§ Your objective:
Which lines hold the word "colocado"? Show each of them.

§ Material provided:
• • • • •

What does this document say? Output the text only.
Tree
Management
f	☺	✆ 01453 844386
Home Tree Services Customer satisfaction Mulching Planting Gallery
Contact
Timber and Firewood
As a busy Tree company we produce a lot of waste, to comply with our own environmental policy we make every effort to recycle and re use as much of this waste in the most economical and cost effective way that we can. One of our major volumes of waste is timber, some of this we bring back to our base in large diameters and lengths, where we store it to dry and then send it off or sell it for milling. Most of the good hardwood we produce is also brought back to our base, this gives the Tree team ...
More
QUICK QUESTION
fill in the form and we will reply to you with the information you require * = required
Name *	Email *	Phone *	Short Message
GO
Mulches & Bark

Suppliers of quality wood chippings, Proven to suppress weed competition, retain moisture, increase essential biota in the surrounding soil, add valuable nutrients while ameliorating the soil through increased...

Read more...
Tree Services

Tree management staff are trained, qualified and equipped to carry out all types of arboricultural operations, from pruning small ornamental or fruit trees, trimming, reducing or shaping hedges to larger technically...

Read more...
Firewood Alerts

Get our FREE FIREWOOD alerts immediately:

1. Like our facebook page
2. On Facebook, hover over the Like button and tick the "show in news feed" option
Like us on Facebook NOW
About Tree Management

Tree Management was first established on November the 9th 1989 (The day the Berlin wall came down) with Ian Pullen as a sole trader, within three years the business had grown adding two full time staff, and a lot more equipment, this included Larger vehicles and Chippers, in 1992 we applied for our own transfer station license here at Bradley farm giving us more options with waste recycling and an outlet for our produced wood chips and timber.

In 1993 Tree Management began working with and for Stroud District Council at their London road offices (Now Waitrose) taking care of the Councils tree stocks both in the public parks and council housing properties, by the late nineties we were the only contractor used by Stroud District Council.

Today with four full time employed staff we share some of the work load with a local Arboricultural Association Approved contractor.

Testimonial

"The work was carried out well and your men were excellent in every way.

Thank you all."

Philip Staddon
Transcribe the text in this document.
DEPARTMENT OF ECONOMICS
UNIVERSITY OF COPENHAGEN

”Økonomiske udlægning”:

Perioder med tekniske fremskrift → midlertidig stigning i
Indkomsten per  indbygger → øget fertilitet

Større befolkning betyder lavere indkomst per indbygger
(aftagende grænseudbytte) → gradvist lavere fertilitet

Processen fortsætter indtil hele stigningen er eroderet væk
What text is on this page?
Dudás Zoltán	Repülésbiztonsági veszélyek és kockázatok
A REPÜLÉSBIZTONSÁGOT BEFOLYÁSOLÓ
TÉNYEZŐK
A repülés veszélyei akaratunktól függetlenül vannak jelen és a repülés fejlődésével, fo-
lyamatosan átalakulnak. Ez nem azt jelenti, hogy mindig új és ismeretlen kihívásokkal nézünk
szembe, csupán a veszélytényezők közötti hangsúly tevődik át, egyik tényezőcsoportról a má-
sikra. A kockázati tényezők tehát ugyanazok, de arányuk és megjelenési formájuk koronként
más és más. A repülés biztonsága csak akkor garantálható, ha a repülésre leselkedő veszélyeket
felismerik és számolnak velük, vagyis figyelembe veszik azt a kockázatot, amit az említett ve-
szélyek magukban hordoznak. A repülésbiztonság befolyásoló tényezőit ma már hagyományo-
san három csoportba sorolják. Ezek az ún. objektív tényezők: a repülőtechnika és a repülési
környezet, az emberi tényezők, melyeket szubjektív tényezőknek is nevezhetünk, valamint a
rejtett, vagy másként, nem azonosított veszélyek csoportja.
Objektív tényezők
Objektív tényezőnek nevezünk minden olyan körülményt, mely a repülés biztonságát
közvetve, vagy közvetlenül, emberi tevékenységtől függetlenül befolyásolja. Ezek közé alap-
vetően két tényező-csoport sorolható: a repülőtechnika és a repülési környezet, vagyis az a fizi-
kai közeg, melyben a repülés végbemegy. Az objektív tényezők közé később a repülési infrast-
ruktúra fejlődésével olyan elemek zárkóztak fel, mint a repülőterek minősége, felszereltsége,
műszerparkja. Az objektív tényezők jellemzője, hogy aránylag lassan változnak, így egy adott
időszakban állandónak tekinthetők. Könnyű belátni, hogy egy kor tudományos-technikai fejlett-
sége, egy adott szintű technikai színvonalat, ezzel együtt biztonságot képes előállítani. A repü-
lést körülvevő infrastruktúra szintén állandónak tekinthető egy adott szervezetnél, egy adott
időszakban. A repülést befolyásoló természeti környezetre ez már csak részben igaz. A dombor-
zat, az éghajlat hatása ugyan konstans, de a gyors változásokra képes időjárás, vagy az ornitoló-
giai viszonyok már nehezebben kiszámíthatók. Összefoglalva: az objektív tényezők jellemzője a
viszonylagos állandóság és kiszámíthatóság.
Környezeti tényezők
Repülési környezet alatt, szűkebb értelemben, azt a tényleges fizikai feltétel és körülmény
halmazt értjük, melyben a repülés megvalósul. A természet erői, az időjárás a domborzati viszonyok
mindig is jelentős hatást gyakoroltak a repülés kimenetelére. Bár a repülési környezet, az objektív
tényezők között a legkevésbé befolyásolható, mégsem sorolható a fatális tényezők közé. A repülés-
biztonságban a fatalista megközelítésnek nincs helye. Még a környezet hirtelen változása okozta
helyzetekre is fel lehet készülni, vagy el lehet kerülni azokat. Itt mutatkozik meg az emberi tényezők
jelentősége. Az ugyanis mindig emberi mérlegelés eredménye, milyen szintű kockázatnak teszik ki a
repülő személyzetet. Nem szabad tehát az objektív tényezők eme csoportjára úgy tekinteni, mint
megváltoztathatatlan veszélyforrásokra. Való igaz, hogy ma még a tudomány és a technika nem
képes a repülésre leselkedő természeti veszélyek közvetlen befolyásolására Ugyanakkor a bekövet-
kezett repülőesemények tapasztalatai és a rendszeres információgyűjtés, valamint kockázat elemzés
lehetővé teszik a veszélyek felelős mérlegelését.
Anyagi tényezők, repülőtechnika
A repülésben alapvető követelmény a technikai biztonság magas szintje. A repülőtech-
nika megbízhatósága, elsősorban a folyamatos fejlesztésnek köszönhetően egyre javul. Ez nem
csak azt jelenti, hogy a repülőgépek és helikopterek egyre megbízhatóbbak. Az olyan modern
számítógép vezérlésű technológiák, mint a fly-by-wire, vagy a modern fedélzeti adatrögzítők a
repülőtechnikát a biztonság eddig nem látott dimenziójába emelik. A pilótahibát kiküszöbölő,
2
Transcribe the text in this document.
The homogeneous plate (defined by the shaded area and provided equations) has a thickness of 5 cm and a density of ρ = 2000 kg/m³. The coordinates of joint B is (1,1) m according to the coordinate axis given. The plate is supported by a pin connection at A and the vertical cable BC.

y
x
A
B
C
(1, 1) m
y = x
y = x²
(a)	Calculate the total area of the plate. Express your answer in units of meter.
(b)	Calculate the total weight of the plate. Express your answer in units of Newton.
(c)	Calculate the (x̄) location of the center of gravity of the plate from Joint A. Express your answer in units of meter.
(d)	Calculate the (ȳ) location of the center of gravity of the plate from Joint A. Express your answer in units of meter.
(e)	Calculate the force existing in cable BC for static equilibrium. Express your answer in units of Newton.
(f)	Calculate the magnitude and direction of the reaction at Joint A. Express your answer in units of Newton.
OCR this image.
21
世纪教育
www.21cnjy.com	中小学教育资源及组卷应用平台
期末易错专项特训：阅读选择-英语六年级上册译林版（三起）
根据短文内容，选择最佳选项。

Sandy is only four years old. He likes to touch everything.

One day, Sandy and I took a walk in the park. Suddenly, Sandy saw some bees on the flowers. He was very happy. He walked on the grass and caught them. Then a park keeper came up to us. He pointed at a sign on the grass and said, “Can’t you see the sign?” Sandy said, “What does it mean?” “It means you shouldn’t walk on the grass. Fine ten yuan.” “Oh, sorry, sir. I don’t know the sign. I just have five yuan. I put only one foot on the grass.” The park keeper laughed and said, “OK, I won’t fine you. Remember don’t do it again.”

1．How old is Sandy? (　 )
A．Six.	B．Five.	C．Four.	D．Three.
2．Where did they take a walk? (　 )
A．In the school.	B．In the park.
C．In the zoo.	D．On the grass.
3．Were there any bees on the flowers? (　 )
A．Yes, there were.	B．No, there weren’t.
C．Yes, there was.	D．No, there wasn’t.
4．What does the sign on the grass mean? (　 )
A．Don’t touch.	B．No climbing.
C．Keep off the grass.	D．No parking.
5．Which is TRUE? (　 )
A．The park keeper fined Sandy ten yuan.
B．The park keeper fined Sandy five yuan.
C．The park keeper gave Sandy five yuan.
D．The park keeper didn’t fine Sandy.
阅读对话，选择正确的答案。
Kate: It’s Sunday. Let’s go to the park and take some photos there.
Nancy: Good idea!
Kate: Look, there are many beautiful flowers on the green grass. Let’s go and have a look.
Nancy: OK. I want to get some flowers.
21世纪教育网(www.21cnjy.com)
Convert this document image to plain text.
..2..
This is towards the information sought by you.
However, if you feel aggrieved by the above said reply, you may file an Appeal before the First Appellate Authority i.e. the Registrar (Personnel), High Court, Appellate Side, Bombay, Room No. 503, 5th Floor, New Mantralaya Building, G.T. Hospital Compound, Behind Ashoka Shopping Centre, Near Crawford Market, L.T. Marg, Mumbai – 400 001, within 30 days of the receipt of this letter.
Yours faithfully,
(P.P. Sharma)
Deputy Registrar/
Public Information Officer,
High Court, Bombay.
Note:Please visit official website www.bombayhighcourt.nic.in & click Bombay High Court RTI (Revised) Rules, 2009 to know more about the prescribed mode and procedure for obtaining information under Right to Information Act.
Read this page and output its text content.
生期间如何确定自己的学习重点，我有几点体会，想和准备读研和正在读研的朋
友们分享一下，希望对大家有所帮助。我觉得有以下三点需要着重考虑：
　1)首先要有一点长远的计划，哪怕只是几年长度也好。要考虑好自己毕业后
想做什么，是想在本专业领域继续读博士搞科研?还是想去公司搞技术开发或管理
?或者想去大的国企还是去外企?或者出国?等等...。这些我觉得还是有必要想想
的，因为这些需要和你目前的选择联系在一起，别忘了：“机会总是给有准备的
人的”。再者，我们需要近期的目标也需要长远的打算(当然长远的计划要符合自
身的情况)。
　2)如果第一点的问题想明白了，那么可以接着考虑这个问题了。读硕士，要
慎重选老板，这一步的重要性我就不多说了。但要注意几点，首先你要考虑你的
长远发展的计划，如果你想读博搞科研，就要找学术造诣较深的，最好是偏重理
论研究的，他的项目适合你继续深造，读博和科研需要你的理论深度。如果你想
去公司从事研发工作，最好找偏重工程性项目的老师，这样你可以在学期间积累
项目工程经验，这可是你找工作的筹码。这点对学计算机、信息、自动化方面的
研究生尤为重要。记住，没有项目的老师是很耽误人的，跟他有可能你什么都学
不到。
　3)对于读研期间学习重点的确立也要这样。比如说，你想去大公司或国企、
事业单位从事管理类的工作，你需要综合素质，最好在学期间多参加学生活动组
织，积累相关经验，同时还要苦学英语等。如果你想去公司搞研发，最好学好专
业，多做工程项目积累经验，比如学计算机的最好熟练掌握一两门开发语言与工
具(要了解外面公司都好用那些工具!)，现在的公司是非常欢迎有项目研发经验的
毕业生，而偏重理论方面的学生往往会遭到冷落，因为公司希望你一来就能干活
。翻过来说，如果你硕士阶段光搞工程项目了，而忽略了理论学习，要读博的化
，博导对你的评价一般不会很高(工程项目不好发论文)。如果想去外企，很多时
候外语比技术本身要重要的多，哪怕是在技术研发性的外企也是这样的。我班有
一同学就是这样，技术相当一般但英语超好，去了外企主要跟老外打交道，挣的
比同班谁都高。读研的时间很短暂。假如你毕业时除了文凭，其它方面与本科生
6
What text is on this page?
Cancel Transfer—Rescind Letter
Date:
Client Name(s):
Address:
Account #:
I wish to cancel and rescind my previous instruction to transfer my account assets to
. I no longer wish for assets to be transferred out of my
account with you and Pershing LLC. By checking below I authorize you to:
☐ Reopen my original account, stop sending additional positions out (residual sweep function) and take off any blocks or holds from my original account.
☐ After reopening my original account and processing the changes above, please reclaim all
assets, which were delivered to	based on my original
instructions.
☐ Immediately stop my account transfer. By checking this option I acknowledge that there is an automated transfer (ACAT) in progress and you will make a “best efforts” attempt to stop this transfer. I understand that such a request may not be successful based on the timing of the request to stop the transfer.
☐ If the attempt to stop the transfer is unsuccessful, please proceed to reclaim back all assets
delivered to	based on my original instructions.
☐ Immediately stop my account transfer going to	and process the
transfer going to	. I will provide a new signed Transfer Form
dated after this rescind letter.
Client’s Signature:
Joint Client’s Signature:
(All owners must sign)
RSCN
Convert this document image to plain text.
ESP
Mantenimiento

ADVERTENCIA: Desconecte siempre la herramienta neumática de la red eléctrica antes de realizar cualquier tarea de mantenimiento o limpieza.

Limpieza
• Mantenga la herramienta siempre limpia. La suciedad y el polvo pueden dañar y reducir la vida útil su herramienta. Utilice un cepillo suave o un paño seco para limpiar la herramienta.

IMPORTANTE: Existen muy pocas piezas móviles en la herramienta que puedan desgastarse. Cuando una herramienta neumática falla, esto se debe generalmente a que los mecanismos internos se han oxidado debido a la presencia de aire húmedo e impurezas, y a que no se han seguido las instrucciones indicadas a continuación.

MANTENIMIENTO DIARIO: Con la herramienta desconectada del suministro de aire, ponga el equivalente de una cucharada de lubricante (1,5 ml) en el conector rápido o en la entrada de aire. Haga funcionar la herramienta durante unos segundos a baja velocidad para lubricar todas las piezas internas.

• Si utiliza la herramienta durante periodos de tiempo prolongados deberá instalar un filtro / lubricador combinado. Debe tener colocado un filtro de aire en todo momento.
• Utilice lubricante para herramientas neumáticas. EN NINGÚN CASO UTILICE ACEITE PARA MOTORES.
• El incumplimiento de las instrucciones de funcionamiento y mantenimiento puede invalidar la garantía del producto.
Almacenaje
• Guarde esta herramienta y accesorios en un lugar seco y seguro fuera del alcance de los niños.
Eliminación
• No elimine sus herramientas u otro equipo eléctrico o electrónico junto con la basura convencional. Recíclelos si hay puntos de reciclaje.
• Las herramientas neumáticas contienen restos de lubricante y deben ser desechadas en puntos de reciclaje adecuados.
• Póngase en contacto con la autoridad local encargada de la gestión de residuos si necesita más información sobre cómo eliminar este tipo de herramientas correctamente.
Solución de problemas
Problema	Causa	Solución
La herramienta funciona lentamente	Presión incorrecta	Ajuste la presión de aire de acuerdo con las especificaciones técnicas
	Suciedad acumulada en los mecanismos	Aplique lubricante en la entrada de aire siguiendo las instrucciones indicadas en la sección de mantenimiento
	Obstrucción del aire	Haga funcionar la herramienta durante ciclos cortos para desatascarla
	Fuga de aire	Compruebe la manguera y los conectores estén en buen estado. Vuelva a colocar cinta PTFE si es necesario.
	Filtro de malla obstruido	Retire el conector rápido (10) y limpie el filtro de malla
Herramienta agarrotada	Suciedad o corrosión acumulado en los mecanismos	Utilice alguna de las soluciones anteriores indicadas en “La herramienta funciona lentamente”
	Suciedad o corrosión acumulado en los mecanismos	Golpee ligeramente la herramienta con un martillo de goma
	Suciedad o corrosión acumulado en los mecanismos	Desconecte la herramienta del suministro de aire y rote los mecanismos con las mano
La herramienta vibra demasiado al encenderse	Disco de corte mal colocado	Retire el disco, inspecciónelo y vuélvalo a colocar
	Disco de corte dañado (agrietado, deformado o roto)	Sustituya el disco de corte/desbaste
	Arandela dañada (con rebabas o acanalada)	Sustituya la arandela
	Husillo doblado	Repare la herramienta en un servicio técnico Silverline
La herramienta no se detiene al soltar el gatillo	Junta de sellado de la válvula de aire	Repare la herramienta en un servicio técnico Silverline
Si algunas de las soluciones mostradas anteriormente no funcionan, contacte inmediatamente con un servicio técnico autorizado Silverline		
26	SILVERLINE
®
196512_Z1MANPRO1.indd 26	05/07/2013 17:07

• • • • •

§ Solution for this task:
• Si utiliza la herramienta durante periodos de tiempo prolongados deberá instalar un filtro / lubricador combinado. Debe tener colocado un filtro de aire en todo momento.
La herramienta vibra demasiado al encenderse	Disco de corte mal colocado	Retire el disco, inspecciónelo y vuélvalo a colocar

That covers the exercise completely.